**Stated exercise:**
Return the records that follow, matching each one exactly.

(Excerpts from a figure dataset)
......

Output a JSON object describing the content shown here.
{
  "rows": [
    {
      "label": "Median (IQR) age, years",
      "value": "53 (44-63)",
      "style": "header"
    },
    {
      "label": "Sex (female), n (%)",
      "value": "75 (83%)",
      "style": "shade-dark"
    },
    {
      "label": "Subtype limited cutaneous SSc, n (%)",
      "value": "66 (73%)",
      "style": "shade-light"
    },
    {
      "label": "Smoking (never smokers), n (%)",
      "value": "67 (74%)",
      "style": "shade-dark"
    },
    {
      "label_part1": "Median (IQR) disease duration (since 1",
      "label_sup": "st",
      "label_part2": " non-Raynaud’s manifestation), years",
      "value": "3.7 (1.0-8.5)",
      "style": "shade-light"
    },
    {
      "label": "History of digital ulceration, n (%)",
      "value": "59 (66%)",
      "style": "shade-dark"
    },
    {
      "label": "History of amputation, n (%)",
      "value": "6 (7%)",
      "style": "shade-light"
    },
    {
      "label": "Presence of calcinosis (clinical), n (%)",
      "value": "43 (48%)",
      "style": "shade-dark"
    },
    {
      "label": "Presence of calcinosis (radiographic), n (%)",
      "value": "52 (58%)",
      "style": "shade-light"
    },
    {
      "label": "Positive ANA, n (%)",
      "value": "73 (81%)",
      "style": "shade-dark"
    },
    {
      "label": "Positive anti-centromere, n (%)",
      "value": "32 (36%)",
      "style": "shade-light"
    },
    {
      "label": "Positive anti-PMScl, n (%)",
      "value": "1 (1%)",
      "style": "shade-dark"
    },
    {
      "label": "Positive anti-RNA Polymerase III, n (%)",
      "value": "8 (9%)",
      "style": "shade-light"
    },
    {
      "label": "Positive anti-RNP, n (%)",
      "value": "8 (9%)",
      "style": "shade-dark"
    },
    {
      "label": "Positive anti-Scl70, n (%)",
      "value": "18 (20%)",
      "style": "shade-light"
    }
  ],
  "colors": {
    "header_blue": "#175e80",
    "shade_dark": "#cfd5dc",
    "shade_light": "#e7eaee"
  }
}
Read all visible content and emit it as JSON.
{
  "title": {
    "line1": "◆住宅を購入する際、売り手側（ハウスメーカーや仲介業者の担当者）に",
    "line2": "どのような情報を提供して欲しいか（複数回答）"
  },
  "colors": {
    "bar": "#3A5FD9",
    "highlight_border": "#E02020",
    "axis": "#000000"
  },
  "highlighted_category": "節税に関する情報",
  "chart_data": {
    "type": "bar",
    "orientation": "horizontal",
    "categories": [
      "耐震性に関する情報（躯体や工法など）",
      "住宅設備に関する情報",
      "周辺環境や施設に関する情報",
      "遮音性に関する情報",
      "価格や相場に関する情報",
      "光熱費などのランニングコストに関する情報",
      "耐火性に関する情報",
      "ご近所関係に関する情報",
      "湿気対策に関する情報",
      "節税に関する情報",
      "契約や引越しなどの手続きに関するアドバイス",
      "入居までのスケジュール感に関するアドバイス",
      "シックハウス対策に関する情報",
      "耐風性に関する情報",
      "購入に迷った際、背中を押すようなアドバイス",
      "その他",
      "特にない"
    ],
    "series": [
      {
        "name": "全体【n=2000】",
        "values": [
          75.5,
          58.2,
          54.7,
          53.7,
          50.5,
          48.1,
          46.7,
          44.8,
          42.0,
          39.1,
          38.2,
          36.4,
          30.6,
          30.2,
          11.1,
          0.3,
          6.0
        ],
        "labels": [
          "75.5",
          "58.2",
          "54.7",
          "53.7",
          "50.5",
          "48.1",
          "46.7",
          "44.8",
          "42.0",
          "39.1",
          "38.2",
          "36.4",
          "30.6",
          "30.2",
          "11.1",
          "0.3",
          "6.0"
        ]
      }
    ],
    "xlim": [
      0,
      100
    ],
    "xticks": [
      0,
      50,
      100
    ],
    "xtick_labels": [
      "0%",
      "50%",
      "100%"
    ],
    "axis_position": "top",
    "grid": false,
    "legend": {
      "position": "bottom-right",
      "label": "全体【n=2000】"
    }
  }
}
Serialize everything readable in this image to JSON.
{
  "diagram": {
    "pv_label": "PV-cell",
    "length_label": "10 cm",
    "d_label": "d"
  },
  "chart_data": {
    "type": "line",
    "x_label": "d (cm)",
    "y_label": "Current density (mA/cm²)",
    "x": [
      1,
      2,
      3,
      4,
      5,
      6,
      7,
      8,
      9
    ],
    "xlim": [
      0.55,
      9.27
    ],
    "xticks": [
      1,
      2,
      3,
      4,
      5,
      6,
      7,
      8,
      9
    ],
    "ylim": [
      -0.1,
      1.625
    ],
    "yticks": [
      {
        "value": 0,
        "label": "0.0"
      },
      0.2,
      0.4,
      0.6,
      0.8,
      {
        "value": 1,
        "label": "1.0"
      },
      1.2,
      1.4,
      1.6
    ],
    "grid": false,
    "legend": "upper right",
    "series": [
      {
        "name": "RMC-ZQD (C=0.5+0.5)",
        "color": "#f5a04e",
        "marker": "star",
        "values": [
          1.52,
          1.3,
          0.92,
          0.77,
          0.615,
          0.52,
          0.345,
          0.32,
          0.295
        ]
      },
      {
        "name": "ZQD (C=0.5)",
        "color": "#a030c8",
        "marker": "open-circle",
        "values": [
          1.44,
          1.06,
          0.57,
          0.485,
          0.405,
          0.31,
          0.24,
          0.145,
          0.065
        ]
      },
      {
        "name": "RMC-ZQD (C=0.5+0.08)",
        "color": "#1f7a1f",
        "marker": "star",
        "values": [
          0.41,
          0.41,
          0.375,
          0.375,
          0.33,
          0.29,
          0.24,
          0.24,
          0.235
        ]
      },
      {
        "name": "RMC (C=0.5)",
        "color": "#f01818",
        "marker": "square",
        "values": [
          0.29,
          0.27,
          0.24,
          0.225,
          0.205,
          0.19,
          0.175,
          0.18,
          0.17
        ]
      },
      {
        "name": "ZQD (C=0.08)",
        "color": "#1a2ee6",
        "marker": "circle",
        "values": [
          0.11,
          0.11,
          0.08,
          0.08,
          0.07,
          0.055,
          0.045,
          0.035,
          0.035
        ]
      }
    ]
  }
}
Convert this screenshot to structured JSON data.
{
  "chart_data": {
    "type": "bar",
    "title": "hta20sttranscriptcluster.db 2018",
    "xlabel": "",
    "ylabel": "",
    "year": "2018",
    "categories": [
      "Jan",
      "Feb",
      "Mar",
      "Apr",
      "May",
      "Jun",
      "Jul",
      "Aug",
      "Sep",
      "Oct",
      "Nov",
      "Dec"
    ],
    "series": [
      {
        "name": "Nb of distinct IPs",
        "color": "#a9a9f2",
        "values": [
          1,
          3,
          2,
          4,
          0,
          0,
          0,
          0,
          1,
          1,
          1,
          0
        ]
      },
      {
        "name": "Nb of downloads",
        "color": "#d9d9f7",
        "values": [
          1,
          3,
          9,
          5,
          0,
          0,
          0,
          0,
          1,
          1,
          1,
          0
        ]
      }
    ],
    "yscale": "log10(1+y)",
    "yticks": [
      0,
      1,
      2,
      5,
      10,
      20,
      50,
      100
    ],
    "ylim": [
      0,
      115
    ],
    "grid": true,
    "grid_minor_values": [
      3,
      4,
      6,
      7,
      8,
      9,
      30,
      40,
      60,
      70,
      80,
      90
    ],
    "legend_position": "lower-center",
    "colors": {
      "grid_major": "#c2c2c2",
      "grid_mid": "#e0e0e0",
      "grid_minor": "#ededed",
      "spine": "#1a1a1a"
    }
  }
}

......

**Correct response:**
Output a JSON object describing the content shown here.
{
  "rows": [
    {
      "label": "Median (IQR) age, years",
      "value": "53 (44-63)",
      "style": "header"
    },
    {
      "label": "Sex (female), n (%)",
      "value": "75 (83%)",
      "style": "shade-dark"
    },
    {
      "label": "Subtype limited cutaneous SSc, n (%)",
      "value": "66 (73%)",
      "style": "shade-light"
    },
    {
      "label": "Smoking (never smokers), n (%)",
      "value": "67 (74%)",
      "style": "shade-dark"
    },
    {
      "label_part1": "Median (IQR) disease duration (since 1",
      "label_sup": "st",
      "label_part2": " non-Raynaud’s manifestation), years",
      "value": "3.7 (1.0-8.5)",
      "style": "shade-light"
    },
    {
      "label": "History of digital ulceration, n (%)",
      "value": "59 (66%)",
      "style": "shade-dark"
    },
    {
      "label": "History of amputation, n (%)",
      "value": "6 (7%)",
      "style": "shade-light"
    },
    {
      "label": "Presence of calcinosis (clinical), n (%)",
      "value": "43 (48%)",
      "style": "shade-dark"
    },
    {
      "label": "Presence of calcinosis (radiographic), n (%)",
      "value": "52 (58%)",
      "style": "shade-light"
    },
    {
      "label": "Positive ANA, n (%)",
      "value": "73 (81%)",
      "style": "shade-dark"
    },
    {
      "label": "Positive anti-centromere, n (%)",
      "value": "32 (36%)",
      "style": "shade-light"
    },
    {
      "label": "Positive anti-PMScl, n (%)",
      "value": "1 (1%)",
      "style": "shade-dark"
    },
    {
      "label": "Positive anti-RNA Polymerase III, n (%)",
      "value": "8 (9%)",
      "style": "shade-light"
    },
    {
      "label": "Positive anti-RNP, n (%)",
      "value": "8 (9%)",
      "style": "shade-dark"
    },
    {
      "label": "Positive anti-Scl70, n (%)",
      "value": "18 (20%)",
      "style": "shade-light"
    }
  ],
  "colors": {
    "header_blue": "#175e80",
    "shade_dark": "#cfd5dc",
    "shade_light": "#e7eaee"
  }
}
Read all visible content and emit it as JSON.
{
  "title": {
    "line1": "◆住宅を購入する際、売り手側（ハウスメーカーや仲介業者の担当者）に",
    "line2": "どのような情報を提供して欲しいか（複数回答）"
  },
  "colors": {
    "bar": "#3A5FD9",
    "highlight_border": "#E02020",
    "axis": "#000000"
  },
  "highlighted_category": "節税に関する情報",
  "chart_data": {
    "type": "bar",
    "orientation": "horizontal",
    "categories": [
      "耐震性に関する情報（躯体や工法など）",
      "住宅設備に関する情報",
      "周辺環境や施設に関する情報",
      "遮音性に関する情報",
      "価格や相場に関する情報",
      "光熱費などのランニングコストに関する情報",
      "耐火性に関する情報",
      "ご近所関係に関する情報",
      "湿気対策に関する情報",
      "節税に関する情報",
      "契約や引越しなどの手続きに関するアドバイス",
      "入居までのスケジュール感に関するアドバイス",
      "シックハウス対策に関する情報",
      "耐風性に関する情報",
      "購入に迷った際、背中を押すようなアドバイス",
      "その他",
      "特にない"
    ],
    "series": [
      {
        "name": "全体【n=2000】",
        "values": [
          75.5,
          58.2,
          54.7,
          53.7,
          50.5,
          48.1,
          46.7,
          44.8,
          42.0,
          39.1,
          38.2,
          36.4,
          30.6,
          30.2,
          11.1,
          0.3,
          6.0
        ],
        "labels": [
          "75.5",
          "58.2",
          "54.7",
          "53.7",
          "50.5",
          "48.1",
          "46.7",
          "44.8",
          "42.0",
          "39.1",
          "38.2",
          "36.4",
          "30.6",
          "30.2",
          "11.1",
          "0.3",
          "6.0"
        ]
      }
    ],
    "xlim": [
      0,
      100
    ],
    "xticks": [
      0,
      50,
      100
    ],
    "xtick_labels": [
      "0%",
      "50%",
      "100%"
    ],
    "axis_position": "top",
    "grid": false,
    "legend": {
      "position": "bottom-right",
      "label": "全体【n=2000】"
    }
  }
}
Serialize everything readable in this image to JSON.
{
  "diagram": {
    "pv_label": "PV-cell",
    "length_label": "10 cm",
    "d_label": "d"
  },
  "chart_data": {
    "type": "line",
    "x_label": "d (cm)",
    "y_label": "Current density (mA/cm²)",
    "x": [
      1,
      2,
      3,
      4,
      5,
      6,
      7,
      8,
      9
    ],
    "xlim": [
      0.55,
      9.27
    ],
    "xticks": [
      1,
      2,
      3,
      4,
      5,
      6,
      7,
      8,
      9
    ],
    "ylim": [
      -0.1,
      1.625
    ],
    "yticks": [
      {
        "value": 0,
        "label": "0.0"
      },
      0.2,
      0.4,
      0.6,
      0.8,
      {
        "value": 1,
        "label": "1.0"
      },
      1.2,
      1.4,
      1.6
    ],
    "grid": false,
    "legend": "upper right",
    "series": [
      {
        "name": "RMC-ZQD (C=0.5+0.5)",
        "color": "#f5a04e",
        "marker": "star",
        "values": [
          1.52,
          1.3,
          0.92,
          0.77,
          0.615,
          0.52,
          0.345,
          0.32,
          0.295
        ]
      },
      {
        "name": "ZQD (C=0.5)",
        "color": "#a030c8",
        "marker": "open-circle",
        "values": [
          1.44,
          1.06,
          0.57,
          0.485,
          0.405,
          0.31,
          0.24,
          0.145,
          0.065
        ]
      },
      {
        "name": "RMC-ZQD (C=0.5+0.08)",
        "color": "#1f7a1f",
        "marker": "star",
        "values": [
          0.41,
          0.41,
          0.375,
          0.375,
          0.33,
          0.29,
          0.24,
          0.24,
          0.235
        ]
      },
      {
        "name": "RMC (C=0.5)",
        "color": "#f01818",
        "marker": "square",
        "values": [
          0.29,
          0.27,
          0.24,
          0.225,
          0.205,
          0.19,
          0.175,
          0.18,
          0.17
        ]
      },
      {
        "name": "ZQD (C=0.08)",
        "color": "#1a2ee6",
        "marker": "circle",
        "values": [
          0.11,
          0.11,
          0.08,
          0.08,
          0.07,
          0.055,
          0.045,
          0.035,
          0.035
        ]
      }
    ]
  }
}
Convert this screenshot to structured JSON data.
{
  "chart_data": {
    "type": "bar",
    "title": "hta20sttranscriptcluster.db 2018",
    "xlabel": "",
    "ylabel": "",
    "year": "2018",
    "categories": [
      "Jan",
      "Feb",
      "Mar",
      "Apr",
      "May",
      "Jun",
      "Jul",
      "Aug",
      "Sep",
      "Oct",
      "Nov",
      "Dec"
    ],
    "series": [
      {
        "name": "Nb of distinct IPs",
        "color": "#a9a9f2",
        "values": [
          1,
          3,
          2,
          4,
          0,
          0,
          0,
          0,
          1,
          1,
          1,
          0
        ]
      },
      {
        "name": "Nb of downloads",
        "color": "#d9d9f7",
        "values": [
          1,
          3,
          9,
          5,
          0,
          0,
          0,
          0,
          1,
          1,
          1,
          0
        ]
      }
    ],
    "yscale": "log10(1+y)",
    "yticks": [
      0,
      1,
      2,
      5,
      10,
      20,
      50,
      100
    ],
    "ylim": [
      0,
      115
    ],
    "grid": true,
    "grid_minor_values": [
      3,
      4,
      6,
      7,
      8,
      9,
      30,
      40,
      60,
      70,
      80,
      90
    ],
    "legend_position": "lower-center",
    "colors": {
      "grid_major": "#c2c2c2",
      "grid_mid": "#e0e0e0",
      "grid_minor": "#ededed",
      "spine": "#1a1a1a"
    }
  }
}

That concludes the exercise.